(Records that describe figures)
──────

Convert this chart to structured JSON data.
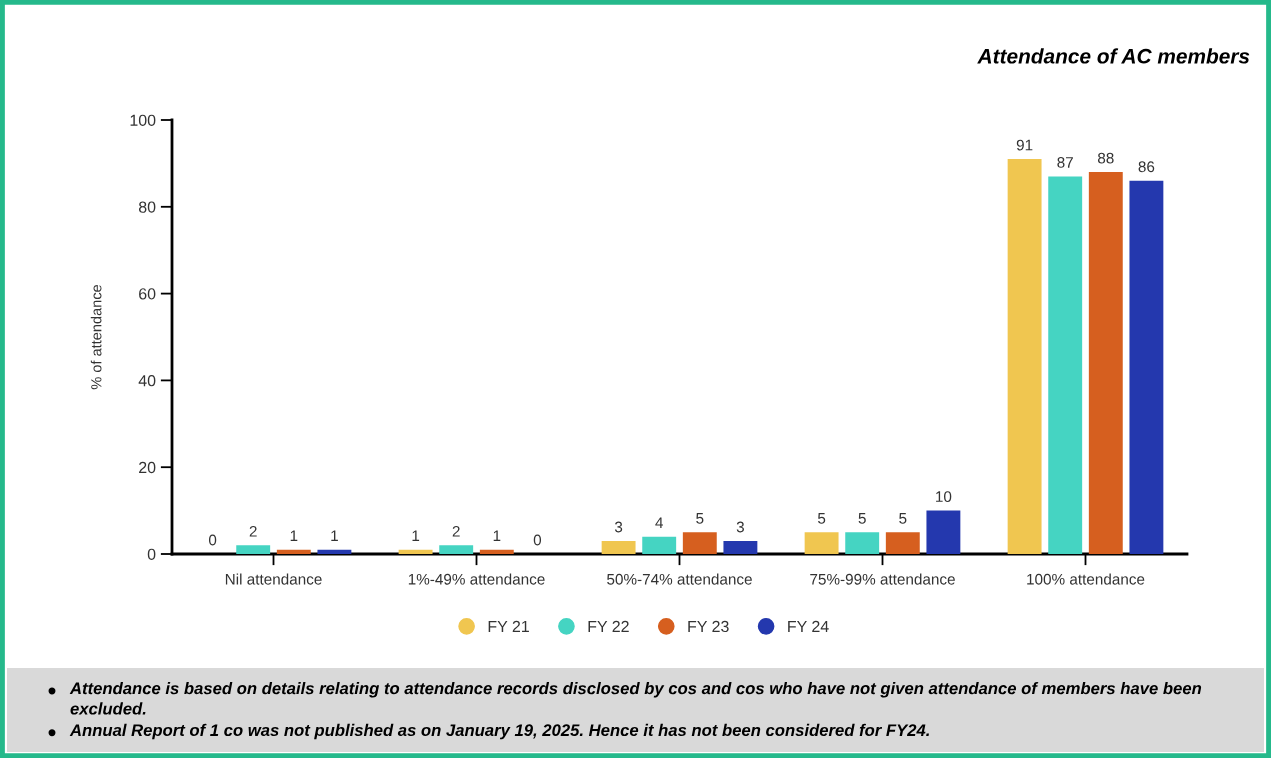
{
  "chart_data": {
    "type": "bar",
    "title": "Attendance of AC members",
    "ylabel": "% of attendance",
    "categories": [
      "Nil attendance",
      "1%-49% attendance",
      "50%-74% attendance",
      "75%-99% attendance",
      "100% attendance"
    ],
    "series": [
      {
        "name": "FY 21",
        "color": "#f0c650",
        "values": [
          0,
          1,
          3,
          5,
          91
        ]
      },
      {
        "name": "FY 22",
        "color": "#45d4c2",
        "values": [
          2,
          2,
          4,
          5,
          87
        ]
      },
      {
        "name": "FY 23",
        "color": "#d65f1f",
        "values": [
          1,
          1,
          5,
          5,
          88
        ]
      },
      {
        "name": "FY 24",
        "color": "#2438ae",
        "values": [
          1,
          0,
          3,
          10,
          86
        ]
      }
    ],
    "ylim": [
      0,
      100
    ],
    "yticks": [
      0,
      20,
      40,
      60,
      80,
      100
    ],
    "data_labels": true,
    "legend": "bottom",
    "annotations": [
      "Attendance is based on details relating to attendance records disclosed by cos and cos who have not given attendance of members have been excluded.",
      "Annual Report of 1 co was not published as on January 19, 2025. Hence it has not been considered for FY24."
    ]
  }
}
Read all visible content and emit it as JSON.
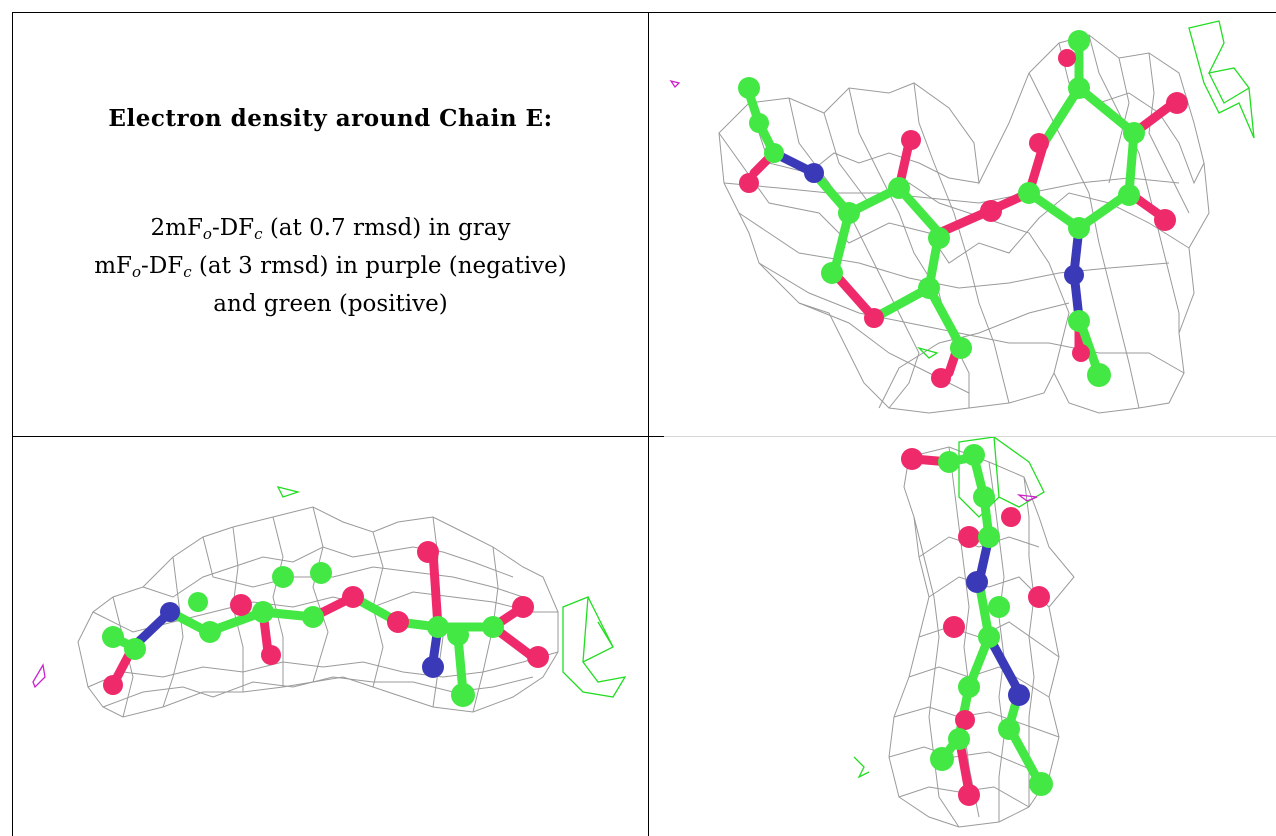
{
  "caption": {
    "title": "Electron density around Chain E:",
    "line1_prefix": "2mF",
    "line1_o": "o",
    "line1_mid": "-DF",
    "line1_c": "c",
    "line1_suffix": " (at 0.7 rmsd) in gray",
    "line2_prefix": "mF",
    "line2_o": "o",
    "line2_mid": "-DF",
    "line2_c": "c",
    "line2_suffix": " (at 3 rmsd) in purple (negative)",
    "line3": "and green (positive)"
  },
  "colors": {
    "carbon": "#44e844",
    "oxygen": "#ee2a6a",
    "nitrogen": "#3a3ab8",
    "mesh_gray": "#9a9a9a",
    "positive_green": "#22dd22",
    "negative_purple": "#cc22cc"
  },
  "panels": [
    {
      "view": "top-right"
    },
    {
      "view": "bottom-left"
    },
    {
      "view": "bottom-right"
    }
  ]
}
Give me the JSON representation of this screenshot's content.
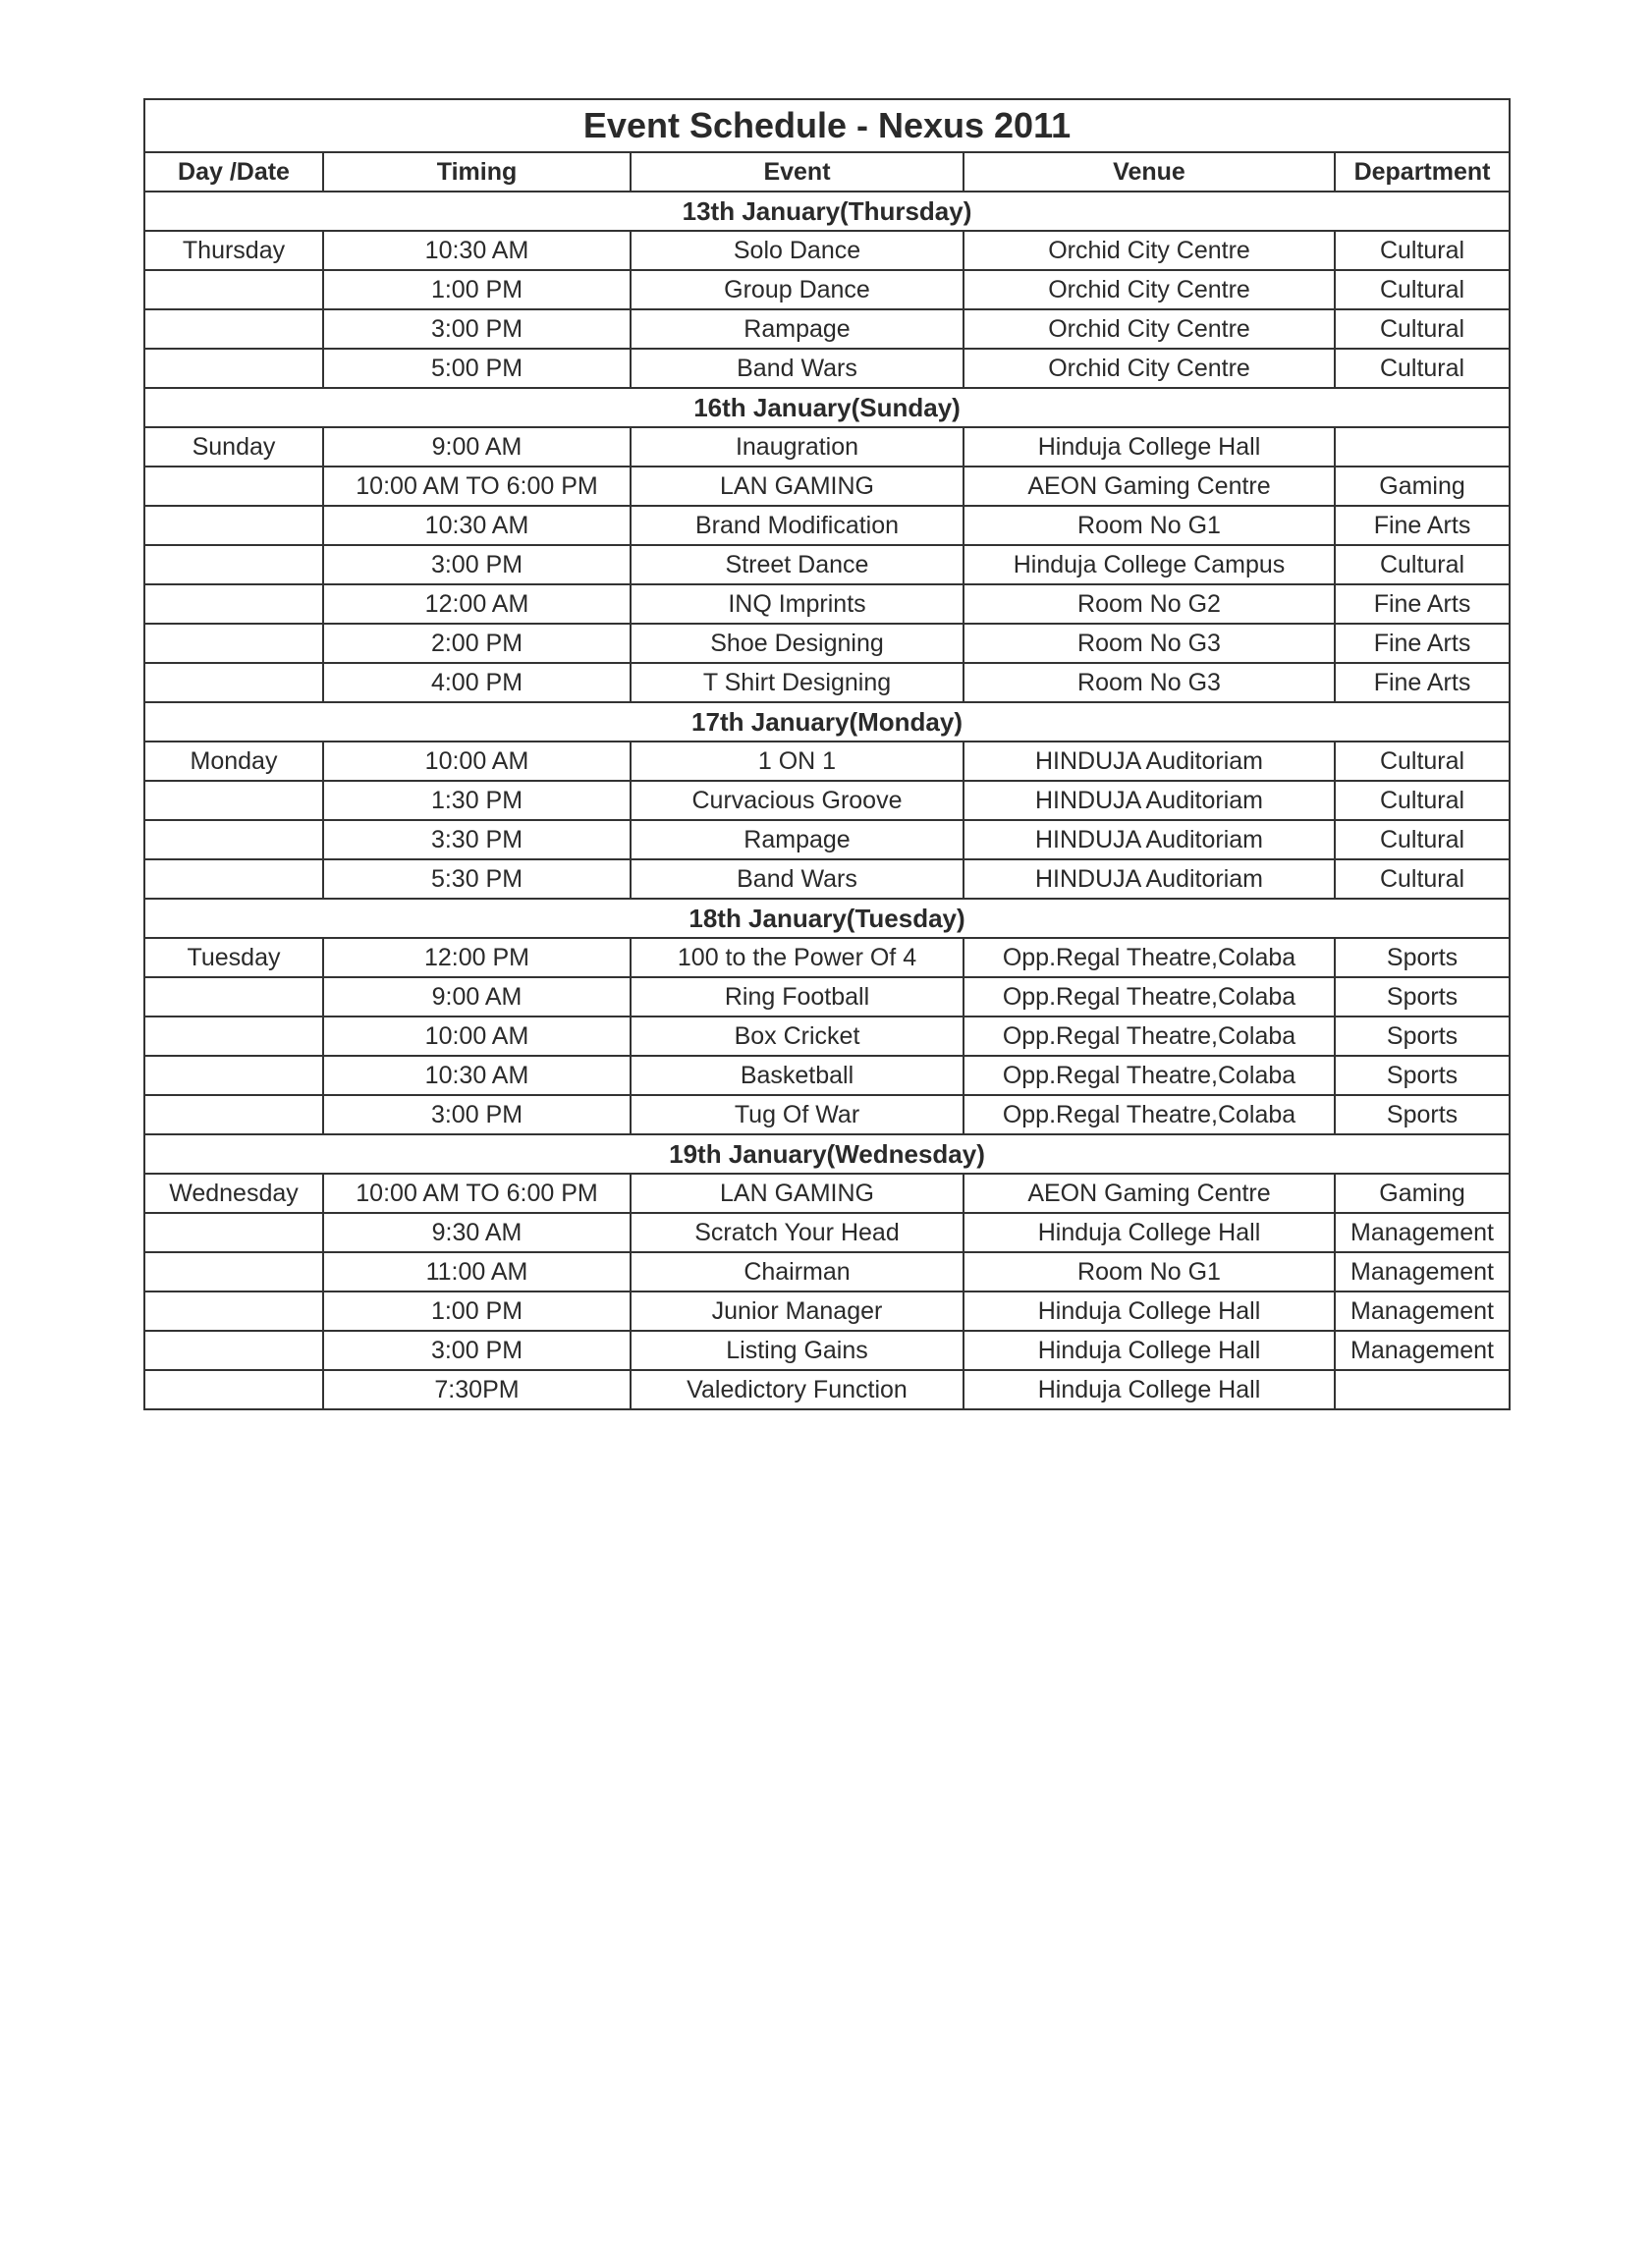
{
  "title": "Event Schedule - Nexus 2011",
  "headers": [
    "Day /Date",
    "Timing",
    "Event",
    "Venue",
    "Department"
  ],
  "days": [
    {
      "date": "13th January(Thursday)",
      "rows": [
        [
          "Thursday",
          "10:30 AM",
          "Solo Dance",
          "Orchid City Centre",
          "Cultural"
        ],
        [
          "",
          "1:00 PM",
          "Group Dance",
          "Orchid City Centre",
          "Cultural"
        ],
        [
          "",
          "3:00 PM",
          "Rampage",
          "Orchid City Centre",
          "Cultural"
        ],
        [
          "",
          "5:00 PM",
          "Band Wars",
          "Orchid City Centre",
          "Cultural"
        ]
      ]
    },
    {
      "date": "16th January(Sunday)",
      "rows": [
        [
          "Sunday",
          "9:00 AM",
          "Inaugration",
          "Hinduja College Hall",
          ""
        ],
        [
          "",
          "10:00 AM TO 6:00 PM",
          "LAN GAMING",
          "AEON Gaming Centre",
          "Gaming"
        ],
        [
          "",
          "10:30 AM",
          "Brand Modification",
          "Room No G1",
          "Fine Arts"
        ],
        [
          "",
          "3:00 PM",
          "Street Dance",
          "Hinduja College Campus",
          "Cultural"
        ],
        [
          "",
          "12:00 AM",
          "INQ Imprints",
          "Room No G2",
          "Fine Arts"
        ],
        [
          "",
          "2:00 PM",
          "Shoe Designing",
          "Room No G3",
          "Fine Arts"
        ],
        [
          "",
          "4:00 PM",
          "T Shirt Designing",
          "Room No G3",
          "Fine Arts"
        ]
      ]
    },
    {
      "date": "17th January(Monday)",
      "rows": [
        [
          "Monday",
          "10:00 AM",
          "1 ON 1",
          "HINDUJA Auditoriam",
          "Cultural"
        ],
        [
          "",
          "1:30 PM",
          "Curvacious Groove",
          "HINDUJA Auditoriam",
          "Cultural"
        ],
        [
          "",
          "3:30 PM",
          "Rampage",
          "HINDUJA Auditoriam",
          "Cultural"
        ],
        [
          "",
          "5:30 PM",
          "Band Wars",
          "HINDUJA Auditoriam",
          "Cultural"
        ]
      ]
    },
    {
      "date": "18th January(Tuesday)",
      "rows": [
        [
          "Tuesday",
          "12:00 PM",
          "100 to the Power Of 4",
          "Opp.Regal Theatre,Colaba",
          "Sports"
        ],
        [
          "",
          "9:00 AM",
          "Ring Football",
          "Opp.Regal Theatre,Colaba",
          "Sports"
        ],
        [
          "",
          "10:00 AM",
          "Box Cricket",
          "Opp.Regal Theatre,Colaba",
          "Sports"
        ],
        [
          "",
          "10:30 AM",
          "Basketball",
          "Opp.Regal Theatre,Colaba",
          "Sports"
        ],
        [
          "",
          "3:00 PM",
          "Tug Of War",
          "Opp.Regal Theatre,Colaba",
          "Sports"
        ]
      ]
    },
    {
      "date": "19th January(Wednesday)",
      "rows": [
        [
          "Wednesday",
          "10:00 AM TO 6:00 PM",
          "LAN GAMING",
          "AEON Gaming Centre",
          "Gaming"
        ],
        [
          "",
          "9:30 AM",
          "Scratch Your Head",
          "Hinduja College Hall",
          "Management"
        ],
        [
          "",
          "11:00 AM",
          "Chairman",
          "Room No G1",
          "Management"
        ],
        [
          "",
          "1:00 PM",
          "Junior Manager",
          "Hinduja College Hall",
          "Management"
        ],
        [
          "",
          "3:00 PM",
          "Listing Gains",
          "Hinduja College Hall",
          "Management"
        ],
        [
          "",
          "7:30PM",
          "Valedictory Function",
          "Hinduja College Hall",
          ""
        ]
      ]
    }
  ]
}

──────

### The task
Look above for every line with the word "bottom" and copy it.

### Answer to the task
    "legend": "bottom",
      "view": "bottom-left"
      "view": "bottom-right"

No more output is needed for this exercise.